- REQUIRED TASK -
Transcribe every line of the records verbatim.

[Stored items]
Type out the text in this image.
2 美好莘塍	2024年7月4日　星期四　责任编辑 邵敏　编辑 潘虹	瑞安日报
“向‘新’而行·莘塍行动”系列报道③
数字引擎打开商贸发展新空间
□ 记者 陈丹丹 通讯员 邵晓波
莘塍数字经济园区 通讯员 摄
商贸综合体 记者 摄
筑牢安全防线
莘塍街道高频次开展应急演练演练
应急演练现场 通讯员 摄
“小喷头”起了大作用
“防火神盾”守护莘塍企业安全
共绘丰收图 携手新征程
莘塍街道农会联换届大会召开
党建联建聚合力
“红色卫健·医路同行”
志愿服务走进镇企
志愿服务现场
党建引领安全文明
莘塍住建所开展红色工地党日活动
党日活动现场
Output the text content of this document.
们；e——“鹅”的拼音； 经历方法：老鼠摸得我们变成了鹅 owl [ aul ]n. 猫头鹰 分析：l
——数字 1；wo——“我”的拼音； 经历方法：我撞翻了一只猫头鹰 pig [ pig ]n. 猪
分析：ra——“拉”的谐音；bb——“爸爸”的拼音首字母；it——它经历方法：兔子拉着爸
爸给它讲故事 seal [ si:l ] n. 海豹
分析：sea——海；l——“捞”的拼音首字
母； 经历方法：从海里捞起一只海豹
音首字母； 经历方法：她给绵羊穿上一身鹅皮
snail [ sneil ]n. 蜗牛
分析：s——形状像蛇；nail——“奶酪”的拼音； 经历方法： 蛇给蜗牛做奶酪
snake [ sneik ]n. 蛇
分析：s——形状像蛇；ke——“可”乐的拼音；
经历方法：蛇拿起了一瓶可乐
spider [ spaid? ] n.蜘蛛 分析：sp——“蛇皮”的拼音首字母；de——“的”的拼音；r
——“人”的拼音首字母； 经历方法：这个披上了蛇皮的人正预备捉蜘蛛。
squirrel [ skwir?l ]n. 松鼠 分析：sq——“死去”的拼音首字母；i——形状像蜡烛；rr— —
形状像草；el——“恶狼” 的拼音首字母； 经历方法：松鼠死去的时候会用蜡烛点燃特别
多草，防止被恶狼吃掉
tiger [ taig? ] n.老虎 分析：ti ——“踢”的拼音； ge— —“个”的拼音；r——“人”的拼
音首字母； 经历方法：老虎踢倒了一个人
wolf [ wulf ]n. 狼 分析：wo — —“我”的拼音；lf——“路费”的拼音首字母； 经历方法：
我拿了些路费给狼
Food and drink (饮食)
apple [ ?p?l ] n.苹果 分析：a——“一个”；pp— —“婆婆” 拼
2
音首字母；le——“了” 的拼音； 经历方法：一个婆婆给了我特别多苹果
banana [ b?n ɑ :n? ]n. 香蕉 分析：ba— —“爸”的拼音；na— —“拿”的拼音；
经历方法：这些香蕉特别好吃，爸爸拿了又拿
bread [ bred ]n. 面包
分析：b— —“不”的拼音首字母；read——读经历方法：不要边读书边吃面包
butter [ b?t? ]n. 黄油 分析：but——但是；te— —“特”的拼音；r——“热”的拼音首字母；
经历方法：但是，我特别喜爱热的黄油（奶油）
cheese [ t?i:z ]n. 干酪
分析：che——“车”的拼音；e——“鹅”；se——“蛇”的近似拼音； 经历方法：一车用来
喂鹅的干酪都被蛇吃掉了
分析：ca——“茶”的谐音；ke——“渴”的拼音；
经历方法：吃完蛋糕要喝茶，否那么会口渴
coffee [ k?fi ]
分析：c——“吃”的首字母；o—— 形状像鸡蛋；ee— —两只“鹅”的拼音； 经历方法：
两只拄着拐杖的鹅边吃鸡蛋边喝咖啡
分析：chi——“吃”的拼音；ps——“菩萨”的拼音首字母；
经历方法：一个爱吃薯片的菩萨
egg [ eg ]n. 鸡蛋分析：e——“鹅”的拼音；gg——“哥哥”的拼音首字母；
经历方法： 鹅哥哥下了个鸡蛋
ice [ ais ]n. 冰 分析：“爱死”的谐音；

- EXERCISE ANSWER -
Type out the text in this image.
2 美好莘塍	2024年7月4日　星期四　责任编辑 邵敏　编辑 潘虹	瑞安日报
“向‘新’而行·莘塍行动”系列报道③
数字引擎打开商贸发展新空间
□ 记者 陈丹丹 通讯员 邵晓波
莘塍数字经济园区 通讯员 摄
商贸综合体 记者 摄
筑牢安全防线
莘塍街道高频次开展应急演练演练
应急演练现场 通讯员 摄
“小喷头”起了大作用
“防火神盾”守护莘塍企业安全
共绘丰收图 携手新征程
莘塍街道农会联换届大会召开
党建联建聚合力
“红色卫健·医路同行”
志愿服务走进镇企
志愿服务现场
党建引领安全文明
莘塍住建所开展红色工地党日活动
党日活动现场
Output the text content of this document.
们；e——“鹅”的拼音； 经历方法：老鼠摸得我们变成了鹅 owl [ aul ]n. 猫头鹰 分析：l
——数字 1；wo——“我”的拼音； 经历方法：我撞翻了一只猫头鹰 pig [ pig ]n. 猪
分析：ra——“拉”的谐音；bb——“爸爸”的拼音首字母；it——它经历方法：兔子拉着爸
爸给它讲故事 seal [ si:l ] n. 海豹
分析：sea——海；l——“捞”的拼音首字
母； 经历方法：从海里捞起一只海豹
音首字母； 经历方法：她给绵羊穿上一身鹅皮
snail [ sneil ]n. 蜗牛
分析：s——形状像蛇；nail——“奶酪”的拼音； 经历方法： 蛇给蜗牛做奶酪
snake [ sneik ]n. 蛇
分析：s——形状像蛇；ke——“可”乐的拼音；
经历方法：蛇拿起了一瓶可乐
spider [ spaid? ] n.蜘蛛 分析：sp——“蛇皮”的拼音首字母；de——“的”的拼音；r
——“人”的拼音首字母； 经历方法：这个披上了蛇皮的人正预备捉蜘蛛。
squirrel [ skwir?l ]n. 松鼠 分析：sq——“死去”的拼音首字母；i——形状像蜡烛；rr— —
形状像草；el——“恶狼” 的拼音首字母； 经历方法：松鼠死去的时候会用蜡烛点燃特别
多草，防止被恶狼吃掉
tiger [ taig? ] n.老虎 分析：ti ——“踢”的拼音； ge— —“个”的拼音；r——“人”的拼
音首字母； 经历方法：老虎踢倒了一个人
wolf [ wulf ]n. 狼 分析：wo — —“我”的拼音；lf——“路费”的拼音首字母； 经历方法：
我拿了些路费给狼
Food and drink (饮食)
apple [ ?p?l ] n.苹果 分析：a——“一个”；pp— —“婆婆” 拼
2
音首字母；le——“了” 的拼音； 经历方法：一个婆婆给了我特别多苹果
banana [ b?n ɑ :n? ]n. 香蕉 分析：ba— —“爸”的拼音；na— —“拿”的拼音；
经历方法：这些香蕉特别好吃，爸爸拿了又拿
bread [ bred ]n. 面包
分析：b— —“不”的拼音首字母；read——读经历方法：不要边读书边吃面包
butter [ b?t? ]n. 黄油 分析：but——但是；te— —“特”的拼音；r——“热”的拼音首字母；
经历方法：但是，我特别喜爱热的黄油（奶油）
cheese [ t?i:z ]n. 干酪
分析：che——“车”的拼音；e——“鹅”；se——“蛇”的近似拼音； 经历方法：一车用来
喂鹅的干酪都被蛇吃掉了
分析：ca——“茶”的谐音；ke——“渴”的拼音；
经历方法：吃完蛋糕要喝茶，否那么会口渴
coffee [ k?fi ]
分析：c——“吃”的首字母；o—— 形状像鸡蛋；ee— —两只“鹅”的拼音； 经历方法：
两只拄着拐杖的鹅边吃鸡蛋边喝咖啡
分析：chi——“吃”的拼音；ps——“菩萨”的拼音首字母；
经历方法：一个爱吃薯片的菩萨
egg [ eg ]n. 鸡蛋分析：e——“鹅”的拼音；gg——“哥哥”的拼音首字母；
经历方法： 鹅哥哥下了个鸡蛋
ice [ ais ]n. 冰 分析：“爱死”的谐音；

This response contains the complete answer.